» **Task to complete**: From the listing below, extract each line containing the string "content".

Stored items from a collection
----------------
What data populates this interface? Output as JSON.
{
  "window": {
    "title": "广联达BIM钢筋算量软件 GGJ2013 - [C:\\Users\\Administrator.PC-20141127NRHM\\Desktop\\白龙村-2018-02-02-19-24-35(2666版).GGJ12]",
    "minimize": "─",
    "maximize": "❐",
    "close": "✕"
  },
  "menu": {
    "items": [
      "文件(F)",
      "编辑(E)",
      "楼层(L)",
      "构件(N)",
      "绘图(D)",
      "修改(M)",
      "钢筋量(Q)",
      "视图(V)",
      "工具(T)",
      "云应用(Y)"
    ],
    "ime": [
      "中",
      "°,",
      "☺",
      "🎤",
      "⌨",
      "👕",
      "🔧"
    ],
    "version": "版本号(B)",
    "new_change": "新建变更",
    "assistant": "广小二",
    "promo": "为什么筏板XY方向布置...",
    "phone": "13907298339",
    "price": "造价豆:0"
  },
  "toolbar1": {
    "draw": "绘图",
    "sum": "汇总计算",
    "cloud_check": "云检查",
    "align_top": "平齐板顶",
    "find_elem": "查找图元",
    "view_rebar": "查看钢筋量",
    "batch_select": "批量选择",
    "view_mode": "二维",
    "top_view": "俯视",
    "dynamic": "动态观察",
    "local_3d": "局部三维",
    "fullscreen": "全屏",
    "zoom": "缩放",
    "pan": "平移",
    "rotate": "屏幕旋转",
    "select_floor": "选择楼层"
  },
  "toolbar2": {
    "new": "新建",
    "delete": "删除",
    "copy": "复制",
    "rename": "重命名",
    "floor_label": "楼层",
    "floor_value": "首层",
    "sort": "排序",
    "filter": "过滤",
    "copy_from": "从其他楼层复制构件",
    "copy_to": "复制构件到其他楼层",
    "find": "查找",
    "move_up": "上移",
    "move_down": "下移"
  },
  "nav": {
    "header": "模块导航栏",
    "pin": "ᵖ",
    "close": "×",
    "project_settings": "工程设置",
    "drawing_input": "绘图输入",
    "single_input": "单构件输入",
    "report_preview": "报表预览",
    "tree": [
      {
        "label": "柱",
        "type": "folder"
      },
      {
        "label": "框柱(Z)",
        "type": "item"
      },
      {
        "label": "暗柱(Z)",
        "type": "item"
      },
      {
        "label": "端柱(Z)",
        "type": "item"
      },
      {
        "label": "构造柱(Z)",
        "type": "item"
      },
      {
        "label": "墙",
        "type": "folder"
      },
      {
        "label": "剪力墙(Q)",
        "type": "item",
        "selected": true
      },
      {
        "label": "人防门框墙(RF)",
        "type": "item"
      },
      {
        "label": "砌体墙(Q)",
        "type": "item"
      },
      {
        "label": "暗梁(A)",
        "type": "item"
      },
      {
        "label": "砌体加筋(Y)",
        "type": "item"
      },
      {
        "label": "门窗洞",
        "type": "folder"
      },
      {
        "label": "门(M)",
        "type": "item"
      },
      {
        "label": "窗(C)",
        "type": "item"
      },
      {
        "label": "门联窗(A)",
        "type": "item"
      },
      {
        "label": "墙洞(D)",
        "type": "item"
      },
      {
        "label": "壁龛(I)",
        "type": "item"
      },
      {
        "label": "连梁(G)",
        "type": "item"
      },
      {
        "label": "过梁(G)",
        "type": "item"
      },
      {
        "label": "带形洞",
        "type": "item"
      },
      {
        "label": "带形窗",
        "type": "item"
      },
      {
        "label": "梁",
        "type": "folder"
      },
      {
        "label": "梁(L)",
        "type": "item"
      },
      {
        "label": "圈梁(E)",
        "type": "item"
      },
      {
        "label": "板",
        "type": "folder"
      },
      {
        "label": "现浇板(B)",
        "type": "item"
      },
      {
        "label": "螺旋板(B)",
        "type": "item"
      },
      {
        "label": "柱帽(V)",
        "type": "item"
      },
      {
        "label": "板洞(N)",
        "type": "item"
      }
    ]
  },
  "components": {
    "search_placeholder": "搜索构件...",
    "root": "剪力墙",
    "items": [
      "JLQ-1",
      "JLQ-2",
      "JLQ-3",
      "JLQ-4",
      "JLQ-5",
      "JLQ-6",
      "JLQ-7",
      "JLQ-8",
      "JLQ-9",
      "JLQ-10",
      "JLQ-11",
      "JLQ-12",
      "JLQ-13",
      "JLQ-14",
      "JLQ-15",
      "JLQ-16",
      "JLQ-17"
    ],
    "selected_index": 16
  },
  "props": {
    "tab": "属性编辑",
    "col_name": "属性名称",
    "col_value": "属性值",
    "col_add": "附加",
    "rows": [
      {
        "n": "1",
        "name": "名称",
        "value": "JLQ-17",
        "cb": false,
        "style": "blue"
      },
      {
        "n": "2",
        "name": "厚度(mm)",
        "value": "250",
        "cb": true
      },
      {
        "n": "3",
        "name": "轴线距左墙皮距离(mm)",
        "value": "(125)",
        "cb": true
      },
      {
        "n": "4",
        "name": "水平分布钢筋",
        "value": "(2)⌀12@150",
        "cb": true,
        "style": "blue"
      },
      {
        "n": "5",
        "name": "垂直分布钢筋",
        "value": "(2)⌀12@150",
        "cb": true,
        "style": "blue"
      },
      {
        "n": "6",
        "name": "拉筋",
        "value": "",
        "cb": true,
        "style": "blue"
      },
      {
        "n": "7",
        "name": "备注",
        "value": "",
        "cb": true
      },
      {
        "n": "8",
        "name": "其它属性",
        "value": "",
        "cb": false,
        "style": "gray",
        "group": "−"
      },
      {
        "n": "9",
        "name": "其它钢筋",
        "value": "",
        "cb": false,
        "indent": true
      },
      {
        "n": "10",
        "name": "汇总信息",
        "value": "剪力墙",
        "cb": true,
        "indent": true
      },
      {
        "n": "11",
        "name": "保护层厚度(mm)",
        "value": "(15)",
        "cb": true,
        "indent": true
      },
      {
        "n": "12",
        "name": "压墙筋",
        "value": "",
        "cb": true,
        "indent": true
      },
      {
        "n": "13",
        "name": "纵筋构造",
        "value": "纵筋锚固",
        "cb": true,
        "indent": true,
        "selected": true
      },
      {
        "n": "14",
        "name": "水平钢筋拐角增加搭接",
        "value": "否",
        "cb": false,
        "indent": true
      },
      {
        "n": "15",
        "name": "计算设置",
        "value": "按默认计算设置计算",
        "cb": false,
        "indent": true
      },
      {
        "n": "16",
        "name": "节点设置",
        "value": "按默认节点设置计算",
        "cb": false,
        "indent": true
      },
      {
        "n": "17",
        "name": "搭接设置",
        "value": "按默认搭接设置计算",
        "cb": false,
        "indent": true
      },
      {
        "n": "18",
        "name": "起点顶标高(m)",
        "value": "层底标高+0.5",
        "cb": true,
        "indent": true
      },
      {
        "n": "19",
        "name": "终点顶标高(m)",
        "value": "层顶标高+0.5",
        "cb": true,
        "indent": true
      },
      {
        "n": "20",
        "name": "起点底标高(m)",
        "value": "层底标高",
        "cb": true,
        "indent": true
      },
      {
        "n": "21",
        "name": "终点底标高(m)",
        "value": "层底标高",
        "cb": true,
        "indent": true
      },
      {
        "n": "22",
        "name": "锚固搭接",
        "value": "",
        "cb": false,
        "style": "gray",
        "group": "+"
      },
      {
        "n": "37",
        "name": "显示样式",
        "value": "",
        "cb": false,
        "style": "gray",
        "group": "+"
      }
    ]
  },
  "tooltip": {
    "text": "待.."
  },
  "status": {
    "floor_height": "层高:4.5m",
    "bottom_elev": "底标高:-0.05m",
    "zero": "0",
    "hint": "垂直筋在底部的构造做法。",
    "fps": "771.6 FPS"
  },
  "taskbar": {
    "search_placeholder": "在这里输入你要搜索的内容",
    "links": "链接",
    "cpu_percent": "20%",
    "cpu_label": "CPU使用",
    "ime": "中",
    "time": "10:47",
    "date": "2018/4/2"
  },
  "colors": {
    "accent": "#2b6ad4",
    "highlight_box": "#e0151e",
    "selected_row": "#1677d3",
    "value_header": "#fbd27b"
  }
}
----------------
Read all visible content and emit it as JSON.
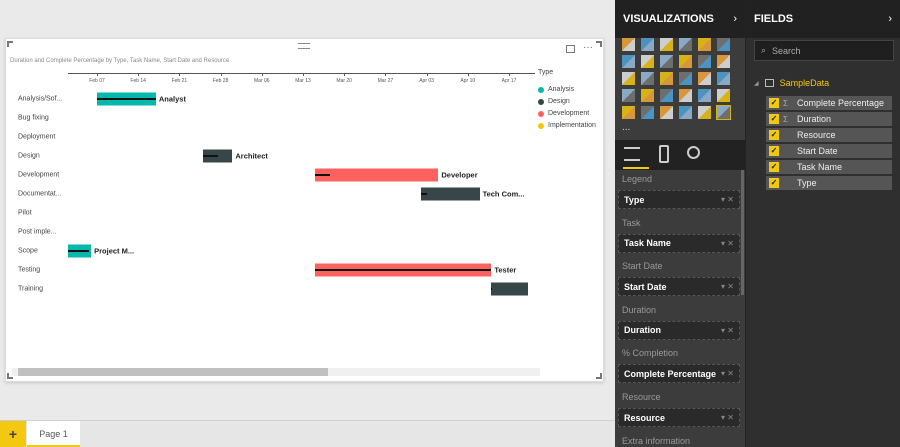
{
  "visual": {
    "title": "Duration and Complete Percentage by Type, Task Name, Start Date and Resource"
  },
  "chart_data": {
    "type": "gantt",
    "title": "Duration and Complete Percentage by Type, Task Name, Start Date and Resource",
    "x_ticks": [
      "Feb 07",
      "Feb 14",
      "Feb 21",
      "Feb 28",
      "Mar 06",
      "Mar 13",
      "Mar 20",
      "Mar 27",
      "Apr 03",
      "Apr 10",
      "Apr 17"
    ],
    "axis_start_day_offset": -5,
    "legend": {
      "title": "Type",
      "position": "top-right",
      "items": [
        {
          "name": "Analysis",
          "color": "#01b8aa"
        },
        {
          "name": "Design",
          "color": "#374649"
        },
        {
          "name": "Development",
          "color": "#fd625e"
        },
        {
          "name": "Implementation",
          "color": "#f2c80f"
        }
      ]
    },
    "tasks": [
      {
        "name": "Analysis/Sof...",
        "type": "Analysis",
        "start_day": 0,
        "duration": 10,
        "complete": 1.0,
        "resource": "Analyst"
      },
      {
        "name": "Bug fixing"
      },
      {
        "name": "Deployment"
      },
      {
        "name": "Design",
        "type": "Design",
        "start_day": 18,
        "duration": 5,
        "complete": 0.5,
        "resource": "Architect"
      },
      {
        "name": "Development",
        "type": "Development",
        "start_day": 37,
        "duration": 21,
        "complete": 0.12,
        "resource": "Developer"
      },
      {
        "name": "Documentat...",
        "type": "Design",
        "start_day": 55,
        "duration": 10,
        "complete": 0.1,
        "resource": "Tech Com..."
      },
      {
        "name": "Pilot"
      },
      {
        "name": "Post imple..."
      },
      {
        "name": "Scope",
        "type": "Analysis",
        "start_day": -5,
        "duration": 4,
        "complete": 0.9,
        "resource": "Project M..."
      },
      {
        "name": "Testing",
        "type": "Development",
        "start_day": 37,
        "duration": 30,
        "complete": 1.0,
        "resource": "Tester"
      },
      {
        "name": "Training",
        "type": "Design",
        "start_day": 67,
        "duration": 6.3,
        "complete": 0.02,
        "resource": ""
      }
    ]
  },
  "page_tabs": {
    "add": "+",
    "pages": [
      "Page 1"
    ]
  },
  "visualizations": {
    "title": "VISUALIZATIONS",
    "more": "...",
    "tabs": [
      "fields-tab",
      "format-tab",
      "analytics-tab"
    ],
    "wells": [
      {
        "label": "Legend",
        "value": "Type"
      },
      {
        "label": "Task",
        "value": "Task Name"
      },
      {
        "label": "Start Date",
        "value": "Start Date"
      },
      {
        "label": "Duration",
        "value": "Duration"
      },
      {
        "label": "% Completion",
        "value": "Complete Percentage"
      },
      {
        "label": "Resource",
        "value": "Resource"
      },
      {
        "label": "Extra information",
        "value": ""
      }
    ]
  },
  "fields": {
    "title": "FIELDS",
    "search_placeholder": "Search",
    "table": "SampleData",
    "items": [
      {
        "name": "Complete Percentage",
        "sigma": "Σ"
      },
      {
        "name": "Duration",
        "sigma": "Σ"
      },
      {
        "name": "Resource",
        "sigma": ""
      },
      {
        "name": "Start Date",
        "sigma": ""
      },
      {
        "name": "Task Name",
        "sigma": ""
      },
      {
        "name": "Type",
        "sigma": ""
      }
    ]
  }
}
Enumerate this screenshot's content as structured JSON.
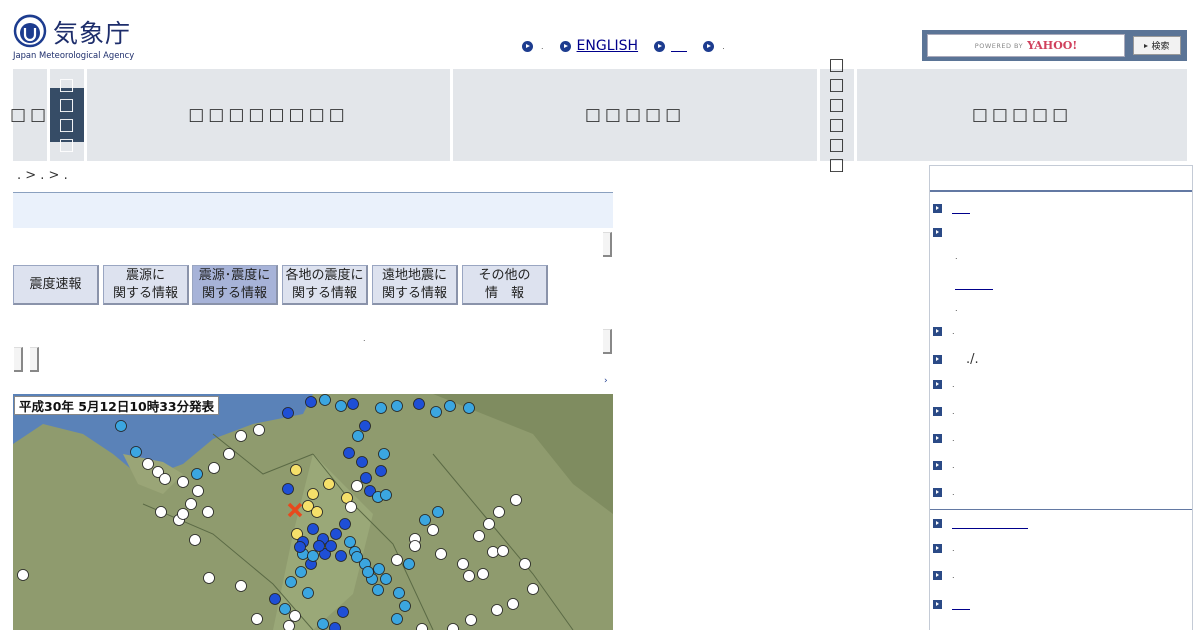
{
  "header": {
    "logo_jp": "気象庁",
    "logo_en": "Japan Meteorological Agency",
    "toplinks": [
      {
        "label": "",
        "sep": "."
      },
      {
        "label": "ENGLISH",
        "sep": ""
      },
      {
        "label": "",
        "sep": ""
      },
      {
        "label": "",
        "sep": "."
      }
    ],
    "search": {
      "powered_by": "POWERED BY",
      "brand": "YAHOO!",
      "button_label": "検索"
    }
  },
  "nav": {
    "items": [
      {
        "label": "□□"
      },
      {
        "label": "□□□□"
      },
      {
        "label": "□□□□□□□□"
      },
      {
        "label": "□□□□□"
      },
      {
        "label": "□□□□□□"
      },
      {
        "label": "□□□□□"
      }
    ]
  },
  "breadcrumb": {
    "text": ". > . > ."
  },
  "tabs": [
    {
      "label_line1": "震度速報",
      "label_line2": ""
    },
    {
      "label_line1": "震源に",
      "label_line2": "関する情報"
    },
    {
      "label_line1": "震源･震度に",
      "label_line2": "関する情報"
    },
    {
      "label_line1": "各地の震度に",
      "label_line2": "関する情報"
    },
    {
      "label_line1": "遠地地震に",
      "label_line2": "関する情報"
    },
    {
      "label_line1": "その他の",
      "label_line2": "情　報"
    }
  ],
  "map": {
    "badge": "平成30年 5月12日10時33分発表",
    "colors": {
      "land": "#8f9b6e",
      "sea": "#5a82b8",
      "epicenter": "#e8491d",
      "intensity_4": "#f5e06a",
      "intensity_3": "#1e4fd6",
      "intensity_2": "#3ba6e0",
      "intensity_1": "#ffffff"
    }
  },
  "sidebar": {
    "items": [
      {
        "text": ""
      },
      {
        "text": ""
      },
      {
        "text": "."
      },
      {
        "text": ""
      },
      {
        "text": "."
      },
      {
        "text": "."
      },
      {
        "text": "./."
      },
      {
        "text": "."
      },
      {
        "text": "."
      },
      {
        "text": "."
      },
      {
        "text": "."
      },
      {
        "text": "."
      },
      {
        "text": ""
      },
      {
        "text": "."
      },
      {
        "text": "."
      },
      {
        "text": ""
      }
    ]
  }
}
----------------
» **Output of the task**:
Read all visible content and emit it as JSON.
Enumerate this screenshot's content as structured JSON.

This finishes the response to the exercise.